- **Your objective**
Send back every record word for word, with nothing missing.

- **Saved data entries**
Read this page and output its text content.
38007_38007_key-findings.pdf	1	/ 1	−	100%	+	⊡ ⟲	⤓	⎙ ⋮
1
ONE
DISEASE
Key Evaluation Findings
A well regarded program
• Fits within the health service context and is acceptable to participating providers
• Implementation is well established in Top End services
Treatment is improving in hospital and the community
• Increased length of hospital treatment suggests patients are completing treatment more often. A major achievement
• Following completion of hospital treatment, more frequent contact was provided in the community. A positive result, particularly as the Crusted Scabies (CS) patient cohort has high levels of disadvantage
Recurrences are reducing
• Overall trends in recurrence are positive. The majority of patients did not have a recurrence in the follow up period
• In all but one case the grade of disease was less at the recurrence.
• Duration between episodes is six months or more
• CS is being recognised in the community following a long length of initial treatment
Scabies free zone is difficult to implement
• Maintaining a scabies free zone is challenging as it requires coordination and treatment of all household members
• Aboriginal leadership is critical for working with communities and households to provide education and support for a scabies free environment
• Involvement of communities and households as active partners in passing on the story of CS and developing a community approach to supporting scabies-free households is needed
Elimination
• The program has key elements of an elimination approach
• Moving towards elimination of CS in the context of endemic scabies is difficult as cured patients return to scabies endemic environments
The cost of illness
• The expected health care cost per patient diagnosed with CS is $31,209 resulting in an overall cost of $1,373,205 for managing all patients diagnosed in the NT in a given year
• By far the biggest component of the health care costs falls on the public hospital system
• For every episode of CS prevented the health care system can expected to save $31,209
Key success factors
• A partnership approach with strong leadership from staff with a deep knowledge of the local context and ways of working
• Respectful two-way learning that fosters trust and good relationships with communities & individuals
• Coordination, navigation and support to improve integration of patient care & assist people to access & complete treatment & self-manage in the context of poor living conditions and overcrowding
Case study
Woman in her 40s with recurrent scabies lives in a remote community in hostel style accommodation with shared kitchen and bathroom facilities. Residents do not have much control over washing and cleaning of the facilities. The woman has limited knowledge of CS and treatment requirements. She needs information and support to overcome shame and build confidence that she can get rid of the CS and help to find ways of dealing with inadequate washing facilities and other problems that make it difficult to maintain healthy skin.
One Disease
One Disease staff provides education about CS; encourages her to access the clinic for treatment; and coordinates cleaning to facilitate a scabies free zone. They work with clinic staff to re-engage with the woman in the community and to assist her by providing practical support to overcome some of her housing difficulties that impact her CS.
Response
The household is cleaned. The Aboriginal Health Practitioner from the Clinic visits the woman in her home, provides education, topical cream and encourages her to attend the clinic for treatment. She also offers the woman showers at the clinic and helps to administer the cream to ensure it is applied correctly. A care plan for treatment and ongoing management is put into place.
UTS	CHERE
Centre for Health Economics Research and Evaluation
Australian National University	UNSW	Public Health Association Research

- **Reply**
Read this page and output its text content.
38007_38007_key-findings.pdf	1	/ 1	−	100%	+	⊡ ⟲	⤓	⎙ ⋮
1
ONE
DISEASE
Key Evaluation Findings
A well regarded program
• Fits within the health service context and is acceptable to participating providers
• Implementation is well established in Top End services
Treatment is improving in hospital and the community
• Increased length of hospital treatment suggests patients are completing treatment more often. A major achievement
• Following completion of hospital treatment, more frequent contact was provided in the community. A positive result, particularly as the Crusted Scabies (CS) patient cohort has high levels of disadvantage
Recurrences are reducing
• Overall trends in recurrence are positive. The majority of patients did not have a recurrence in the follow up period
• In all but one case the grade of disease was less at the recurrence.
• Duration between episodes is six months or more
• CS is being recognised in the community following a long length of initial treatment
Scabies free zone is difficult to implement
• Maintaining a scabies free zone is challenging as it requires coordination and treatment of all household members
• Aboriginal leadership is critical for working with communities and households to provide education and support for a scabies free environment
• Involvement of communities and households as active partners in passing on the story of CS and developing a community approach to supporting scabies-free households is needed
Elimination
• The program has key elements of an elimination approach
• Moving towards elimination of CS in the context of endemic scabies is difficult as cured patients return to scabies endemic environments
The cost of illness
• The expected health care cost per patient diagnosed with CS is $31,209 resulting in an overall cost of $1,373,205 for managing all patients diagnosed in the NT in a given year
• By far the biggest component of the health care costs falls on the public hospital system
• For every episode of CS prevented the health care system can expected to save $31,209
Key success factors
• A partnership approach with strong leadership from staff with a deep knowledge of the local context and ways of working
• Respectful two-way learning that fosters trust and good relationships with communities & individuals
• Coordination, navigation and support to improve integration of patient care & assist people to access & complete treatment & self-manage in the context of poor living conditions and overcrowding
Case study
Woman in her 40s with recurrent scabies lives in a remote community in hostel style accommodation with shared kitchen and bathroom facilities. Residents do not have much control over washing and cleaning of the facilities. The woman has limited knowledge of CS and treatment requirements. She needs information and support to overcome shame and build confidence that she can get rid of the CS and help to find ways of dealing with inadequate washing facilities and other problems that make it difficult to maintain healthy skin.
One Disease
One Disease staff provides education about CS; encourages her to access the clinic for treatment; and coordinates cleaning to facilitate a scabies free zone. They work with clinic staff to re-engage with the woman in the community and to assist her by providing practical support to overcome some of her housing difficulties that impact her CS.
Response
The household is cleaned. The Aboriginal Health Practitioner from the Clinic visits the woman in her home, provides education, topical cream and encourages her to attend the clinic for treatment. She also offers the woman showers at the clinic and helps to administer the cream to ensure it is applied correctly. A care plan for treatment and ongoing management is put into place.
UTS	CHERE
Centre for Health Economics Research and Evaluation
Australian National University	UNSW	Public Health Association Research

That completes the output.